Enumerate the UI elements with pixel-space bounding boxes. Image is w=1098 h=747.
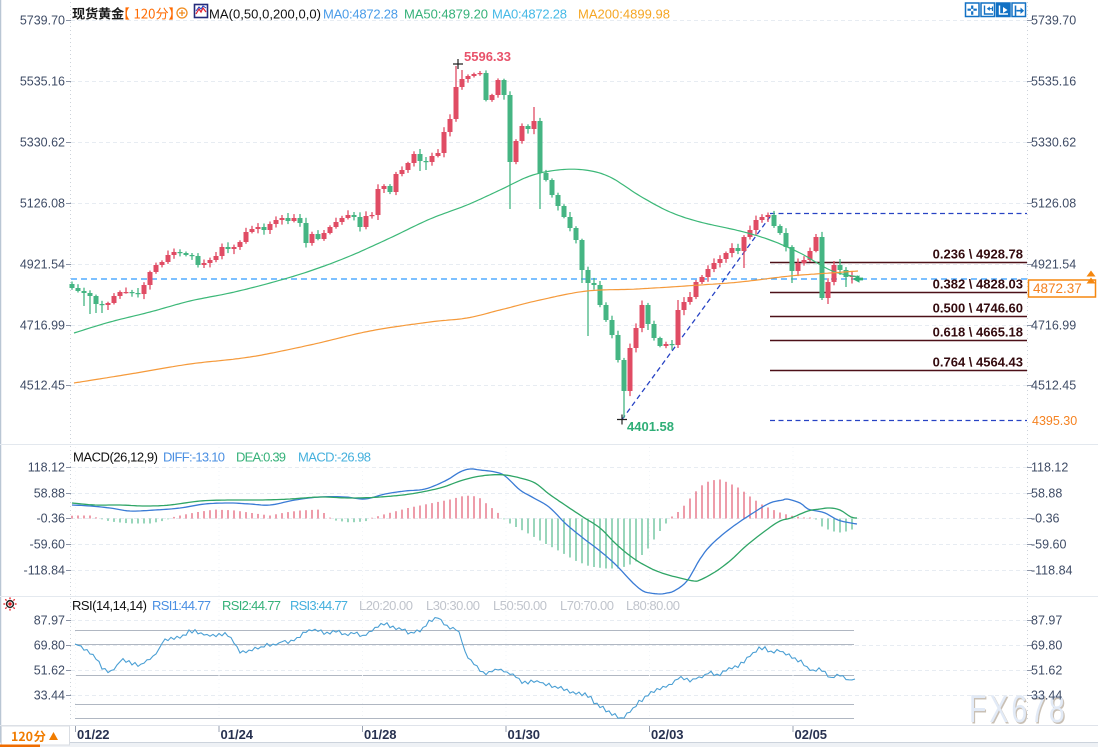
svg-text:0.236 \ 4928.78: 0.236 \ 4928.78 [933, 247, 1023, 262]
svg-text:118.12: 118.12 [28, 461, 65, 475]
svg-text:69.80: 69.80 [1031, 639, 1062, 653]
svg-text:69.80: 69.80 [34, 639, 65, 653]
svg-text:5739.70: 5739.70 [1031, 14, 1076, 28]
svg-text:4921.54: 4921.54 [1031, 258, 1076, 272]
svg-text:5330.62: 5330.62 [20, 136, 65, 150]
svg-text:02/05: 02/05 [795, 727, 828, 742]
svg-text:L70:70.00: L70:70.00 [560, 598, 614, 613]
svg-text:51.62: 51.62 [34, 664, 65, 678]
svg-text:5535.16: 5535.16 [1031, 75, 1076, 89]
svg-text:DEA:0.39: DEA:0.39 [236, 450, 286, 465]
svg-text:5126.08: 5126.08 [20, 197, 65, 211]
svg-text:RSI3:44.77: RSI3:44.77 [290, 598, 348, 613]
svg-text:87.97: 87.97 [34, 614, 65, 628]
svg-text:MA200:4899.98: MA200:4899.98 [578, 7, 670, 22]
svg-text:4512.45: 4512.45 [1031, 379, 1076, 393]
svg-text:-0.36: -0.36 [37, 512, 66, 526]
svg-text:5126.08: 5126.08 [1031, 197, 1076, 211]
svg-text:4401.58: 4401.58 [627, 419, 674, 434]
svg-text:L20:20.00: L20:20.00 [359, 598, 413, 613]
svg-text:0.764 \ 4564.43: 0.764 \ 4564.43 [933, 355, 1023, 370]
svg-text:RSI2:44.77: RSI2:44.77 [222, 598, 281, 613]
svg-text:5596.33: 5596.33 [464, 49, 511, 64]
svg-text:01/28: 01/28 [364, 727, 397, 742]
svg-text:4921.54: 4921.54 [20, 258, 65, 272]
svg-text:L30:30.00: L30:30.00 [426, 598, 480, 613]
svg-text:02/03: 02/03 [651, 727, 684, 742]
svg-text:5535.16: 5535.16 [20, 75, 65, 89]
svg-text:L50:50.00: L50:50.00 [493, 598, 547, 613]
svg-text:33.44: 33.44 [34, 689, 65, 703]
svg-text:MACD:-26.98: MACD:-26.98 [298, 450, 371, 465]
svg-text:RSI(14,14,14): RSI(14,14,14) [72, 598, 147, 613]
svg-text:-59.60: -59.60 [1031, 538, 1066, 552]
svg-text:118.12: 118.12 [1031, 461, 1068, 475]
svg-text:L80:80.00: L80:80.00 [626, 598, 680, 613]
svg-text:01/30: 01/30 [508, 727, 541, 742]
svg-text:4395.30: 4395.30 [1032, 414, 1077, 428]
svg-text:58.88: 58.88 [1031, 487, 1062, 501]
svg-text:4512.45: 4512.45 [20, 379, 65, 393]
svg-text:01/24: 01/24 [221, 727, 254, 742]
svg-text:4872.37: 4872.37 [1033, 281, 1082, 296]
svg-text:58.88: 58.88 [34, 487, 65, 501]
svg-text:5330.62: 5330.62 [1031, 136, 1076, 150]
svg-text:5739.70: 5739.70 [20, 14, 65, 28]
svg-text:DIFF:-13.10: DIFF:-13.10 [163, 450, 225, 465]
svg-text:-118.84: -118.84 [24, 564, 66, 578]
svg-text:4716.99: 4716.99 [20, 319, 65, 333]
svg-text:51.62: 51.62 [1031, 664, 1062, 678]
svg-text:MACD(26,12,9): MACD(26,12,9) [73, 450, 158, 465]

§

## Stated problem:
Copy every line of the records above word for word, but leave out the pictures.

## Task result:
Enumerate the UI elements with pixel-space bounding boxes. Image is w=1098 h=747.
svg-text:0.236 \ 4928.78: 0.236 \ 4928.78 [933, 247, 1023, 262]
svg-text:118.12: 118.12 [28, 461, 65, 475]
svg-text:69.80: 69.80 [1031, 639, 1062, 653]
svg-text:69.80: 69.80 [34, 639, 65, 653]
svg-text:5739.70: 5739.70 [1031, 14, 1076, 28]
svg-text:4921.54: 4921.54 [1031, 258, 1076, 272]
svg-text:5330.62: 5330.62 [20, 136, 65, 150]
svg-text:02/05: 02/05 [795, 727, 828, 742]
svg-text:L70:70.00: L70:70.00 [560, 598, 614, 613]
svg-text:51.62: 51.62 [34, 664, 65, 678]
svg-text:5535.16: 5535.16 [1031, 75, 1076, 89]
svg-text:DEA:0.39: DEA:0.39 [236, 450, 286, 465]
svg-text:5126.08: 5126.08 [20, 197, 65, 211]
svg-text:RSI3:44.77: RSI3:44.77 [290, 598, 348, 613]
svg-text:87.97: 87.97 [34, 614, 65, 628]
svg-text:MA200:4899.98: MA200:4899.98 [578, 7, 670, 22]
svg-text:4512.45: 4512.45 [1031, 379, 1076, 393]
svg-text:-0.36: -0.36 [37, 512, 66, 526]
svg-text:5126.08: 5126.08 [1031, 197, 1076, 211]
svg-text:4401.58: 4401.58 [627, 419, 674, 434]
svg-text:L20:20.00: L20:20.00 [359, 598, 413, 613]
svg-text:0.764 \ 4564.43: 0.764 \ 4564.43 [933, 355, 1023, 370]
svg-text:RSI2:44.77: RSI2:44.77 [222, 598, 281, 613]
svg-text:5596.33: 5596.33 [464, 49, 511, 64]
svg-text:01/28: 01/28 [364, 727, 397, 742]
svg-text:4921.54: 4921.54 [20, 258, 65, 272]
svg-text:L30:30.00: L30:30.00 [426, 598, 480, 613]
svg-text:02/03: 02/03 [651, 727, 684, 742]
svg-text:5535.16: 5535.16 [20, 75, 65, 89]
svg-text:L50:50.00: L50:50.00 [493, 598, 547, 613]
svg-text:33.44: 33.44 [34, 689, 65, 703]
svg-text:MACD:-26.98: MACD:-26.98 [298, 450, 371, 465]
svg-text:RSI(14,14,14): RSI(14,14,14) [72, 598, 147, 613]
svg-text:-59.60: -59.60 [1031, 538, 1066, 552]
svg-text:118.12: 118.12 [1031, 461, 1068, 475]
svg-text:L80:80.00: L80:80.00 [626, 598, 680, 613]
svg-text:01/30: 01/30 [508, 727, 541, 742]
svg-text:4395.30: 4395.30 [1032, 414, 1077, 428]
svg-text:58.88: 58.88 [1031, 487, 1062, 501]
svg-text:4512.45: 4512.45 [20, 379, 65, 393]
svg-text:01/24: 01/24 [221, 727, 254, 742]
svg-text:4872.37: 4872.37 [1033, 281, 1082, 296]
svg-text:58.88: 58.88 [34, 487, 65, 501]
svg-text:5330.62: 5330.62 [1031, 136, 1076, 150]
svg-text:5739.70: 5739.70 [20, 14, 65, 28]
svg-text:DIFF:-13.10: DIFF:-13.10 [163, 450, 225, 465]
svg-text:-118.84: -118.84 [24, 564, 66, 578]
svg-text:4716.99: 4716.99 [20, 319, 65, 333]
svg-text:51.62: 51.62 [1031, 664, 1062, 678]
svg-text:MACD(26,12,9): MACD(26,12,9) [73, 450, 158, 465]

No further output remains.